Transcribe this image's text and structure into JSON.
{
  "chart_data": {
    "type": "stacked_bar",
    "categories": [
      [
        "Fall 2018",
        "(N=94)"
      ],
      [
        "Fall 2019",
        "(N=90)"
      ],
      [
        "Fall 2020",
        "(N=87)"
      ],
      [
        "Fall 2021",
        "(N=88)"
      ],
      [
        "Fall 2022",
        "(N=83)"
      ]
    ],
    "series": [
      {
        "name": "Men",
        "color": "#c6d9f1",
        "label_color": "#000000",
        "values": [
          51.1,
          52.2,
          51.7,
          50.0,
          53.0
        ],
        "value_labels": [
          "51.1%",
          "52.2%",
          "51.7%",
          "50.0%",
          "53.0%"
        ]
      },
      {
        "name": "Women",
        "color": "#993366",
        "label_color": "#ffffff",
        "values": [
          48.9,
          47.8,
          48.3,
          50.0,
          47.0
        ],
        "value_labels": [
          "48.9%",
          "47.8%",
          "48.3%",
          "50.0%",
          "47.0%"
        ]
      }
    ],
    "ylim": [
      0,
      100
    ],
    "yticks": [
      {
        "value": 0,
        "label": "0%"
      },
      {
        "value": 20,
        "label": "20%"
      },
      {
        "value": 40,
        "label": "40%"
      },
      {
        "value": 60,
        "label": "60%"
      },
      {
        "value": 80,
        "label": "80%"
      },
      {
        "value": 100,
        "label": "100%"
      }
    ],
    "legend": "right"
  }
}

REQUIRED WORK – Take the lines above and retype all of them exactly.

COMPLETE OUTPUT –
Transcribe this image's text and structure into JSON.
{
  "chart_data": {
    "type": "stacked_bar",
    "categories": [
      [
        "Fall 2018",
        "(N=94)"
      ],
      [
        "Fall 2019",
        "(N=90)"
      ],
      [
        "Fall 2020",
        "(N=87)"
      ],
      [
        "Fall 2021",
        "(N=88)"
      ],
      [
        "Fall 2022",
        "(N=83)"
      ]
    ],
    "series": [
      {
        "name": "Men",
        "color": "#c6d9f1",
        "label_color": "#000000",
        "values": [
          51.1,
          52.2,
          51.7,
          50.0,
          53.0
        ],
        "value_labels": [
          "51.1%",
          "52.2%",
          "51.7%",
          "50.0%",
          "53.0%"
        ]
      },
      {
        "name": "Women",
        "color": "#993366",
        "label_color": "#ffffff",
        "values": [
          48.9,
          47.8,
          48.3,
          50.0,
          47.0
        ],
        "value_labels": [
          "48.9%",
          "47.8%",
          "48.3%",
          "50.0%",
          "47.0%"
        ]
      }
    ],
    "ylim": [
      0,
      100
    ],
    "yticks": [
      {
        "value": 0,
        "label": "0%"
      },
      {
        "value": 20,
        "label": "20%"
      },
      {
        "value": 40,
        "label": "40%"
      },
      {
        "value": 60,
        "label": "60%"
      },
      {
        "value": 80,
        "label": "80%"
      },
      {
        "value": 100,
        "label": "100%"
      }
    ],
    "legend": "right"
  }
}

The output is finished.